-- Begin ITEMS --
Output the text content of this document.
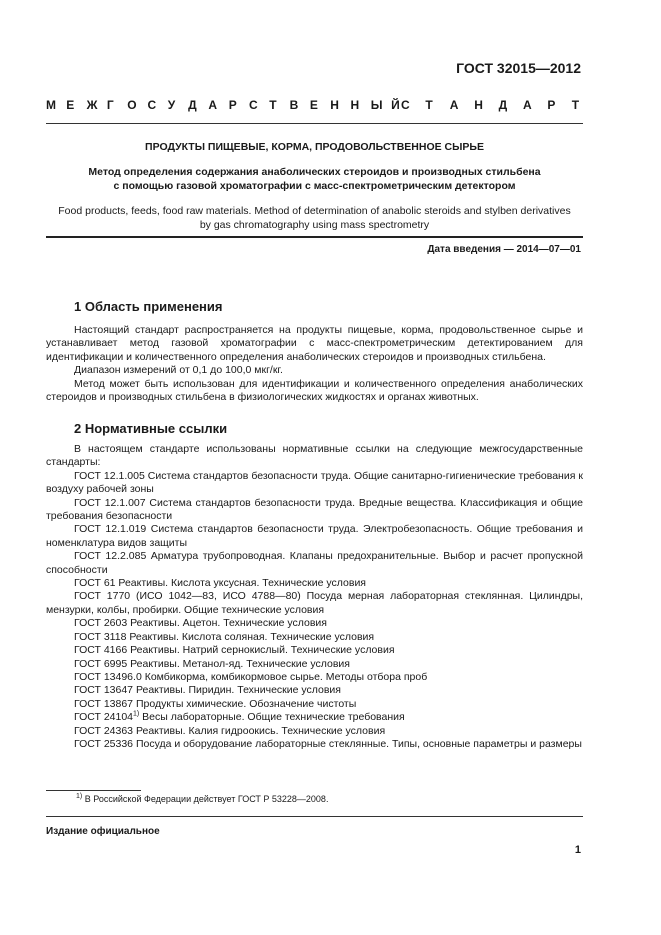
ГОСТ 32015—2012
М Е Ж Г О С У Д А Р С Т В Е Н Н Ы Й С Т А Н Д А Р Т
ПРОДУКТЫ ПИЩЕВЫЕ, КОРМА, ПРОДОВОЛЬСТВЕННОЕ СЫРЬЕ
Метод определения содержания анаболических стероидов и производных стильбена
с помощью газовой хроматографии с масс-спектрометрическим детектором
Food products, feeds, food raw materials. Method of determination of anabolic steroids and stylben derivatives
by gas chromatography using mass spectrometry
Дата введения — 2014—07—01
1 Область применения

Настоящий стандарт распространяется на продукты пищевые, корма, продовольственное сырье и устанавливает метод газовой хроматографии с масс-спектрометрическим детектированием для идентификации и количественного определения анаболических стероидов и производных стильбена.

Диапазон измерений от 0,1 до 100,0 мкг/кг.

Метод может быть использован для идентификации и количественного определения анаболических стероидов и производных стильбена в физиологических жидкостях и органах животных.

2 Нормативные ссылки

В настоящем стандарте использованы нормативные ссылки на следующие межгосударственные стандарты:

ГОСТ 12.1.005 Система стандартов безопасности труда. Общие санитарно-гигиенические требования к воздуху рабочей зоны

ГОСТ 12.1.007 Система стандартов безопасности труда. Вредные вещества. Классификация и общие требования безопасности

ГОСТ 12.1.019 Система стандартов безопасности труда. Электробезопасность. Общие требования и номенклатура видов защиты

ГОСТ 12.2.085 Арматура трубопроводная. Клапаны предохранительные. Выбор и расчет пропускной способности

ГОСТ 61 Реактивы. Кислота уксусная. Технические условия

ГОСТ 1770 (ИСО 1042—83, ИСО 4788—80) Посуда мерная лабораторная стеклянная. Цилиндры, мензурки, колбы, пробирки. Общие технические условия

ГОСТ 2603 Реактивы. Ацетон. Технические условия

ГОСТ 3118 Реактивы. Кислота соляная. Технические условия

ГОСТ 4166 Реактивы. Натрий сернокислый. Технические условия

ГОСТ 6995 Реактивы. Метанол-яд. Технические условия

ГОСТ 13496.0 Комбикорма, комбикормовое сырье. Методы отбора проб

ГОСТ 13647 Реактивы. Пиридин. Технические условия

ГОСТ 13867 Продукты химические. Обозначение чистоты

ГОСТ 24104$^{1)}$ Весы лабораторные. Общие технические требования

ГОСТ 24363 Реактивы. Калия гидроокись. Технические условия

ГОСТ 25336 Посуда и оборудование лабораторные стеклянные. Типы, основные параметры и размеры

$^{1)}$ В Российской Федерации действует ГОСТ Р 53228—2008.
Издание официальное
1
-- End ITEMS --
Scan the lines for the string "Кислота". Copy out each line that matches.

ГОСТ 61 Реактивы. Кислота уксусная. Технические условия
ГОСТ 3118 Реактивы. Кислота соляная. Технические условия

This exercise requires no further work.